What the task requires
Gather up the lines that contain "xlabel".

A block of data
***

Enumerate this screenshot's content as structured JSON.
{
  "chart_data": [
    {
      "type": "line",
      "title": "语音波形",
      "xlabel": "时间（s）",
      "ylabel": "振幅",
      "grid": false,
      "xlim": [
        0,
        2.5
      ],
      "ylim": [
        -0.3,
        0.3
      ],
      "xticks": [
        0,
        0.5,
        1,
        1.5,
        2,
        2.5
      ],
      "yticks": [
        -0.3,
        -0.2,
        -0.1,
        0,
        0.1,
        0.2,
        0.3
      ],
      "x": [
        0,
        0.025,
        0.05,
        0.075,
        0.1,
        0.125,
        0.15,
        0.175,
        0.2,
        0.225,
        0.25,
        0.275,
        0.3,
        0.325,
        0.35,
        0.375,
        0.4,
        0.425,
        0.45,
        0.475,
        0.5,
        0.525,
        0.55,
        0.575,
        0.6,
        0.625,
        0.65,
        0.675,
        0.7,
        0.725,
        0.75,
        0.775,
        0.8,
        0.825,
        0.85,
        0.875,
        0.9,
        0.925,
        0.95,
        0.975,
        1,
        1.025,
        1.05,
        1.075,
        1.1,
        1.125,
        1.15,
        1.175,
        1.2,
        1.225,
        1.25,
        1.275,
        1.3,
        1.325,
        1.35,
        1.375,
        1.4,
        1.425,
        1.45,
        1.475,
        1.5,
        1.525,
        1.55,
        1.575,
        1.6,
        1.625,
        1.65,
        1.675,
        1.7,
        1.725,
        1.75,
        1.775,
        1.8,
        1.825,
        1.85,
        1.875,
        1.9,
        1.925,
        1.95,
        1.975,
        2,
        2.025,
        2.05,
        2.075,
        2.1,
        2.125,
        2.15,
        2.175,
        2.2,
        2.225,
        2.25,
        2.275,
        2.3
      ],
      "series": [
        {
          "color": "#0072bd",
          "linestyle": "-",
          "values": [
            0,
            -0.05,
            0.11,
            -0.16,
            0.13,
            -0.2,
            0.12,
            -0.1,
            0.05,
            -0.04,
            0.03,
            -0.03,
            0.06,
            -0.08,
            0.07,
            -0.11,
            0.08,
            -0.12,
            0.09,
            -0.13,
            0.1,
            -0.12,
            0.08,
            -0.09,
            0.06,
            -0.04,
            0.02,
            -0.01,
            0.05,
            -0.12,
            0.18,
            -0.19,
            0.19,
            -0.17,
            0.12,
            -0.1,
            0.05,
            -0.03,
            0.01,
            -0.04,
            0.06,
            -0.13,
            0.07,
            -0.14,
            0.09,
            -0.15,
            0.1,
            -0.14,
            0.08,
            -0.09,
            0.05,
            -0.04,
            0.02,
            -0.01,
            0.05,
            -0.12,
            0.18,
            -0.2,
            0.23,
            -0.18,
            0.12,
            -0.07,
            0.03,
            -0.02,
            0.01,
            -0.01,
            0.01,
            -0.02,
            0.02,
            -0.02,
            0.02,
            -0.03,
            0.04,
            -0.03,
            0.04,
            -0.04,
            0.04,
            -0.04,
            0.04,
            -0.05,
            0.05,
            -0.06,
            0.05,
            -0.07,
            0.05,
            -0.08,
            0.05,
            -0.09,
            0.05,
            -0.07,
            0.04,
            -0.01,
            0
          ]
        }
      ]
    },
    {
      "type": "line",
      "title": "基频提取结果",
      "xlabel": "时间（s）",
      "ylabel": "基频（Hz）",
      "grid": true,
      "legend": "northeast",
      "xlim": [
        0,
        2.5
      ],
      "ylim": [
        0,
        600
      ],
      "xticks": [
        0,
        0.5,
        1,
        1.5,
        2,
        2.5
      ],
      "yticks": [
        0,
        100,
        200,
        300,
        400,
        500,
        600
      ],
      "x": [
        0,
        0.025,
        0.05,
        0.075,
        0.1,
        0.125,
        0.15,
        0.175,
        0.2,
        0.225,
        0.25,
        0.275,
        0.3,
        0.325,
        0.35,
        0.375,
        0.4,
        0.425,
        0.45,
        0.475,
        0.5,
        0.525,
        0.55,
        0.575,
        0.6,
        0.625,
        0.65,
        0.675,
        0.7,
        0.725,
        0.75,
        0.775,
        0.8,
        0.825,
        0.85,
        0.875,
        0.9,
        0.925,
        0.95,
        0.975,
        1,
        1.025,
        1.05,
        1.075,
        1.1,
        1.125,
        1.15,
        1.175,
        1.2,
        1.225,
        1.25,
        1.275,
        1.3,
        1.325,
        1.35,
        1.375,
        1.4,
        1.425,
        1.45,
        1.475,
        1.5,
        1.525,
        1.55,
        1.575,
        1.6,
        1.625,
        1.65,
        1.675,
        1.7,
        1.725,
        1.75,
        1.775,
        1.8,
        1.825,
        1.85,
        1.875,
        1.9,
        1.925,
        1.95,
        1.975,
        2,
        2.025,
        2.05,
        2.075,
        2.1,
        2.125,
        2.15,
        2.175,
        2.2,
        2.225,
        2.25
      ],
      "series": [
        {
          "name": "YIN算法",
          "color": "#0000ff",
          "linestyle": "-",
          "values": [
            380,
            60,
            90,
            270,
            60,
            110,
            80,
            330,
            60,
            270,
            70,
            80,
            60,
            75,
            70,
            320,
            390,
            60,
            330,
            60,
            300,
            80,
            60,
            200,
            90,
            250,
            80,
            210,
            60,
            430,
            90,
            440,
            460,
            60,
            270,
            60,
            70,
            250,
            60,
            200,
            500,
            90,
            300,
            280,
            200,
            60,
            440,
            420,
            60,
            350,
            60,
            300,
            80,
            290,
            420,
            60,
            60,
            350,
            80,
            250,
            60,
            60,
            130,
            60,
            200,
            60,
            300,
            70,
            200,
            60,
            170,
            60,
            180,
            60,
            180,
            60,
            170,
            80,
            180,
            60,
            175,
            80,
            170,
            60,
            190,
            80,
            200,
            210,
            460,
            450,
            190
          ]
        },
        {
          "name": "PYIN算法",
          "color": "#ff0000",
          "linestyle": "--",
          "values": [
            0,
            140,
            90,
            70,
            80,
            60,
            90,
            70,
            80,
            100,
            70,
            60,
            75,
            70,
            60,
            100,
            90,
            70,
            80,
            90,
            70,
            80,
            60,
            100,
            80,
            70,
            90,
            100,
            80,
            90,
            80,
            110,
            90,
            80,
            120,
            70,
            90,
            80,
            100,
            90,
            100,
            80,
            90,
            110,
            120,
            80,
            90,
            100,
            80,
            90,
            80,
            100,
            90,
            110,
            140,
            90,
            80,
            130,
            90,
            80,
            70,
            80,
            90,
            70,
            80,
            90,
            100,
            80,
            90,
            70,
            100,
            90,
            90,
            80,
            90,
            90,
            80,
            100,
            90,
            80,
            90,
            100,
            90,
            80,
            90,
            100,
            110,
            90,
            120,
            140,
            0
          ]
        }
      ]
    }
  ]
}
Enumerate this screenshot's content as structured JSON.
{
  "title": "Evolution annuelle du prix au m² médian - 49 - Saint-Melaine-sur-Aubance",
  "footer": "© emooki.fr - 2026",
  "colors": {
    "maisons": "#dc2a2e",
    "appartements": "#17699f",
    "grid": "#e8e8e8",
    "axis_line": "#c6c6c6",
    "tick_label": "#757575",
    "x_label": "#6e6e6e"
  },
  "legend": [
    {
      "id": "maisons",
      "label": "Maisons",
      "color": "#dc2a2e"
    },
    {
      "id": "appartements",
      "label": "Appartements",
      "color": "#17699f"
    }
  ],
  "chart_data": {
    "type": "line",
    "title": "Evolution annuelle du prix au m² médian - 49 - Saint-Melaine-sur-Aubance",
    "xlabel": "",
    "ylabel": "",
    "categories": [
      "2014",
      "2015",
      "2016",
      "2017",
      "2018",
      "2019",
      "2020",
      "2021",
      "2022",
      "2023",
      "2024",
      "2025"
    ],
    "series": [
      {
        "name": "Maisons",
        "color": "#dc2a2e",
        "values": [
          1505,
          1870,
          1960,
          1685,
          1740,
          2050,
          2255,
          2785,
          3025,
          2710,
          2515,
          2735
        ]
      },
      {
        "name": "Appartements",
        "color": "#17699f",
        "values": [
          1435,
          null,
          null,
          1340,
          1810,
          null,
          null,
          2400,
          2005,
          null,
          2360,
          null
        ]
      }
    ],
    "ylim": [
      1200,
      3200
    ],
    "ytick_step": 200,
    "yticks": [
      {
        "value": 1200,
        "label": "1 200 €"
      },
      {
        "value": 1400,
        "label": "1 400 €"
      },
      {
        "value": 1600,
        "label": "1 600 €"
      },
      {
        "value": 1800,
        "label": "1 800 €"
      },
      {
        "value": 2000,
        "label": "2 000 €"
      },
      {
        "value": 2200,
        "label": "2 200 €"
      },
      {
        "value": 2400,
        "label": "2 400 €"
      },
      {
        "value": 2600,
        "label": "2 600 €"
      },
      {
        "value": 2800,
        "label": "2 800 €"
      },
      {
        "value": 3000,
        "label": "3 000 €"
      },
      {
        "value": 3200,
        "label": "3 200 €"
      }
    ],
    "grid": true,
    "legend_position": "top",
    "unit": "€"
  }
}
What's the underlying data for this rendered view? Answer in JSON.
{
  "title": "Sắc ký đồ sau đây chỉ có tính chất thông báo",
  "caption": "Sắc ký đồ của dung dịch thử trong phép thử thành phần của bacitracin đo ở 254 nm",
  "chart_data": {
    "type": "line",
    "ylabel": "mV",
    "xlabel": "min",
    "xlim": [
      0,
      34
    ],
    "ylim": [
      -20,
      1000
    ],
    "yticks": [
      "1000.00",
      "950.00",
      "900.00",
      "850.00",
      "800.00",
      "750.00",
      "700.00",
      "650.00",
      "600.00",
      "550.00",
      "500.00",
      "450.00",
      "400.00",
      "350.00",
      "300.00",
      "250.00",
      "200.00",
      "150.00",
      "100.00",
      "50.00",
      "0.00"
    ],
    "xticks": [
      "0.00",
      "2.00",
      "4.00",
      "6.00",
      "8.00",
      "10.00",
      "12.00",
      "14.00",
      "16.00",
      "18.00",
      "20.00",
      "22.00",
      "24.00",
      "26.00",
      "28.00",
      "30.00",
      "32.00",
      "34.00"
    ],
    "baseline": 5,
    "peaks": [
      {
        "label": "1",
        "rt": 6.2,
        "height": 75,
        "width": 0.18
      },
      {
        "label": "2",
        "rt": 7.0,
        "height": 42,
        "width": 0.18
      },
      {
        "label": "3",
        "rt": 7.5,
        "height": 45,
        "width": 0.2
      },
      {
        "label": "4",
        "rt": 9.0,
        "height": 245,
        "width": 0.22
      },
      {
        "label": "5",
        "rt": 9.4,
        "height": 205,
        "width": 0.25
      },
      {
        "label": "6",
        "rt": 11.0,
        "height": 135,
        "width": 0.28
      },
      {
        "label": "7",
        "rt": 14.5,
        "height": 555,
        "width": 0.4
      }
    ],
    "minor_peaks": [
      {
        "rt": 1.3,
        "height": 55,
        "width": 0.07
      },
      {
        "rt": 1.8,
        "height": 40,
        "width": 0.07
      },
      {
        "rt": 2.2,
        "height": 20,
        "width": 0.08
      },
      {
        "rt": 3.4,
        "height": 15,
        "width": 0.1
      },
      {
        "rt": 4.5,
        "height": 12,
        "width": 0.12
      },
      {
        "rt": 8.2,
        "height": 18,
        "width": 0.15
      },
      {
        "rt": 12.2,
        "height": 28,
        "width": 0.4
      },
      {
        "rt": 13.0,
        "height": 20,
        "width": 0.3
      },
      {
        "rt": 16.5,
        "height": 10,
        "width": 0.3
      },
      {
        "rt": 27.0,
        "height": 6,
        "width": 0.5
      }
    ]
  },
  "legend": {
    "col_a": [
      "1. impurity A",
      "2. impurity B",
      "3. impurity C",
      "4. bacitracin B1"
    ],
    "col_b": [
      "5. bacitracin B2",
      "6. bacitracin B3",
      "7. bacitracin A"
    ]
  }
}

***

Response below
      "xlabel": "时间（s）",
      "xlabel": "时间（s）",
    "xlabel": "",
    "xlabel": "min",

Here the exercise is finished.